Work required:
Write out the material exactly, with the pictures left out.

Provided records:
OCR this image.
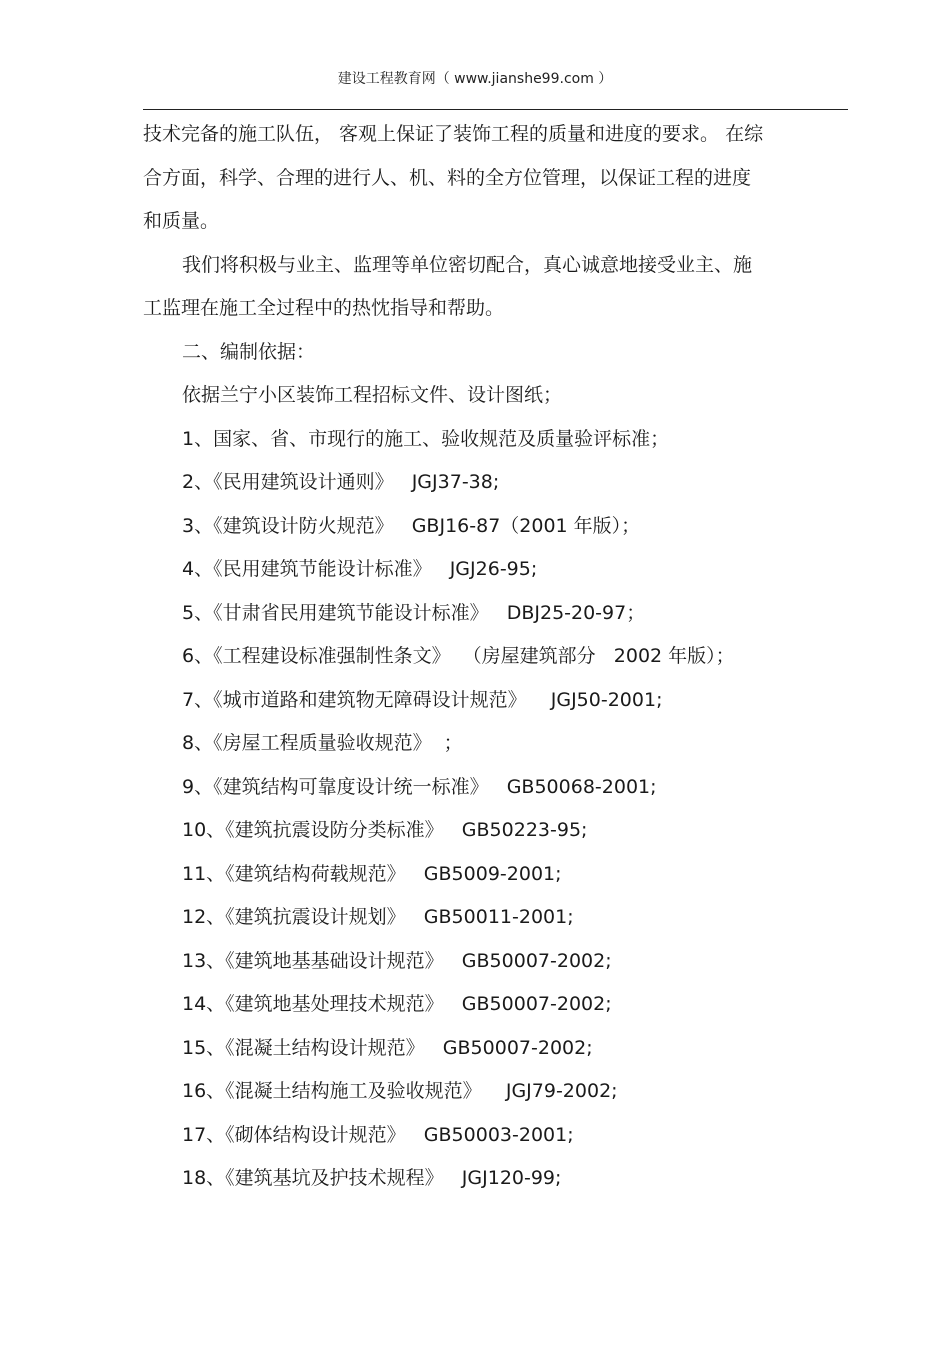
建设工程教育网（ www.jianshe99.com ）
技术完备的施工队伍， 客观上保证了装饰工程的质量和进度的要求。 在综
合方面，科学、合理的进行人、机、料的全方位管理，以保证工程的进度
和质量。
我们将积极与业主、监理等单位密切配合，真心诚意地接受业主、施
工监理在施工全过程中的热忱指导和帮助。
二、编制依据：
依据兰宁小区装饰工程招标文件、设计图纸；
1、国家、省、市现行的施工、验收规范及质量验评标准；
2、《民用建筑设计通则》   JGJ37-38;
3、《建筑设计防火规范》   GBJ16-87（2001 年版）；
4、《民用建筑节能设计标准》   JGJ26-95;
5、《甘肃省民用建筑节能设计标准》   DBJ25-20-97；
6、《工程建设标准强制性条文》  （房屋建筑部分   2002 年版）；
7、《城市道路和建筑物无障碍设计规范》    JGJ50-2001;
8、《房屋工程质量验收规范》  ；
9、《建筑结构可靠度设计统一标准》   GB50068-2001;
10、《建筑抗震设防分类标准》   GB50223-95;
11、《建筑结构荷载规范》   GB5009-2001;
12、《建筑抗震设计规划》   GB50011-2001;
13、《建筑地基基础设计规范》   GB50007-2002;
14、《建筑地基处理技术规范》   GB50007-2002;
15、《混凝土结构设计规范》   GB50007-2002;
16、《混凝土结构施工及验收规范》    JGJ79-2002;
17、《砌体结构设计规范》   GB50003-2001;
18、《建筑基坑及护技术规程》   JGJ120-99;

Solution to the exercise:
OCR this image.
建设工程教育网（ www.jianshe99.com ）
技术完备的施工队伍， 客观上保证了装饰工程的质量和进度的要求。 在综
合方面，科学、合理的进行人、机、料的全方位管理，以保证工程的进度
和质量。
我们将积极与业主、监理等单位密切配合，真心诚意地接受业主、施
工监理在施工全过程中的热忱指导和帮助。
二、编制依据：
依据兰宁小区装饰工程招标文件、设计图纸；
1、国家、省、市现行的施工、验收规范及质量验评标准；
2、《民用建筑设计通则》   JGJ37-38;
3、《建筑设计防火规范》   GBJ16-87（2001 年版）；
4、《民用建筑节能设计标准》   JGJ26-95;
5、《甘肃省民用建筑节能设计标准》   DBJ25-20-97；
6、《工程建设标准强制性条文》  （房屋建筑部分   2002 年版）；
7、《城市道路和建筑物无障碍设计规范》    JGJ50-2001;
8、《房屋工程质量验收规范》  ；
9、《建筑结构可靠度设计统一标准》   GB50068-2001;
10、《建筑抗震设防分类标准》   GB50223-95;
11、《建筑结构荷载规范》   GB5009-2001;
12、《建筑抗震设计规划》   GB50011-2001;
13、《建筑地基基础设计规范》   GB50007-2002;
14、《建筑地基处理技术规范》   GB50007-2002;
15、《混凝土结构设计规范》   GB50007-2002;
16、《混凝土结构施工及验收规范》    JGJ79-2002;
17、《砌体结构设计规范》   GB50003-2001;
18、《建筑基坑及护技术规程》   JGJ120-99;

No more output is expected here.